▸ GIVEN TEXT
┌──

In [21], it is shown that when testing UHMWPE in a pair with steel using the pin-on-disk scheme of sliding contact, an increase in sliding velocity leads to an increase in the friction coefficient, and an increase in pressure leads to an insignificant decrease. The friction pair of UHMWPE and a steel ball under conditions of reciprocating motion has a non-monotonic dependence of the friction coefficient on the external temperature in the range of −30–+60 °C [22]. In [23], based on an experiment on the sliding of a steel ball on a UHMWPE disk and the modeling of the process, it is demonstrated that the combination of a thin layer of UHMWPE with rubber makes it possible to obtain a damping material with a low friction coefficient.
The aim of this work is to study the effect of climatic aging on the tribological properties of rubber and UHMWPE, as well as of accelerated thermal aging on the frictional properties of the frost-resistant rubber–UHMWPE composite under conformal contact conditions simulating an end seal at different values of sliding velocity, load, and external temperature. Accelerated thermal aging in the laboratory can be used to study changes in the properties of materials used in units operating outdoors but protected from direct solar radiation.

2. Materials and Methods

The two-layer composite material is a coating of ultra-high-molecular polyethylene (GUR-4022, Celanese, Shanghai, China) with a molecular weight of 5 million g/mol, an average particle size of 145 μm, and a coating thickness of 600 μm on a substrate of nitrile butadiene rubber (SIBUR, Moscow, Russia). The rubber compound formula and the sequence of adding ingredients are given in Table 1.
The rubber compound ingredients were mixed in a Plastograph EC Plus closed-type laboratory rubber mixer (Brabender, Duisburg, Germany) for 20 min at a roller speed of 25 rpm and initial temperature of 40 °C. To produce the two-layer material, the UHMWPE powder is pre-pressed to give it shape and to enable further laying of the rubber compound. Molding is performed in a hydraulic press in a mold under pressure of 10 MPa for 5 min. The rubber compound is placed on top of the molded UHMWPE powder, the mold is closed, and further joint hot pressing of the mold is performed in a thermohydraulic press (Impuls, Ivanovo, Russia) at a temperature of 155 °C for 20 min under a pressure of 10 MPa. Upon completion of this stage, the mold cools down to 80 °C under pressure. Cooling is performed to avoid possible deformation of the thermoplastic at temperatures above 100 °C.
For comparative analysis, uncoated rubber samples were also prepared. All samples were made in the form of rings with an internal diameter of 40 mm, an external diameter of 55 mm and a height of 7 mm.

└──

▸ DATASET EXCERPT
┌──

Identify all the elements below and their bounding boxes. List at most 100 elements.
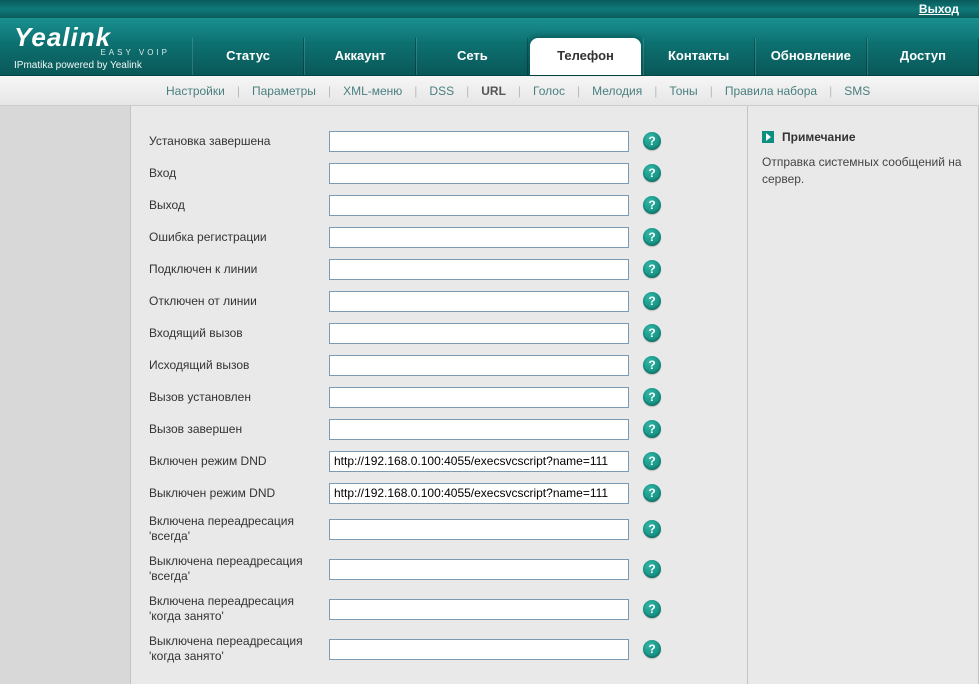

└──

▸ EXERCISE TASK
In the text on the rubber–UHMWPE composite above, why is the mold cooled to 80 °C under pressure after the joint hot pressing? Answer in one to three sentences.

▸ CORRECT RESULT
After joint hot pressing at 155 °C, the mold is cooled to 80 °C under pressure to avoid possible deformation of the thermoplastic at temperatures above 100 °C.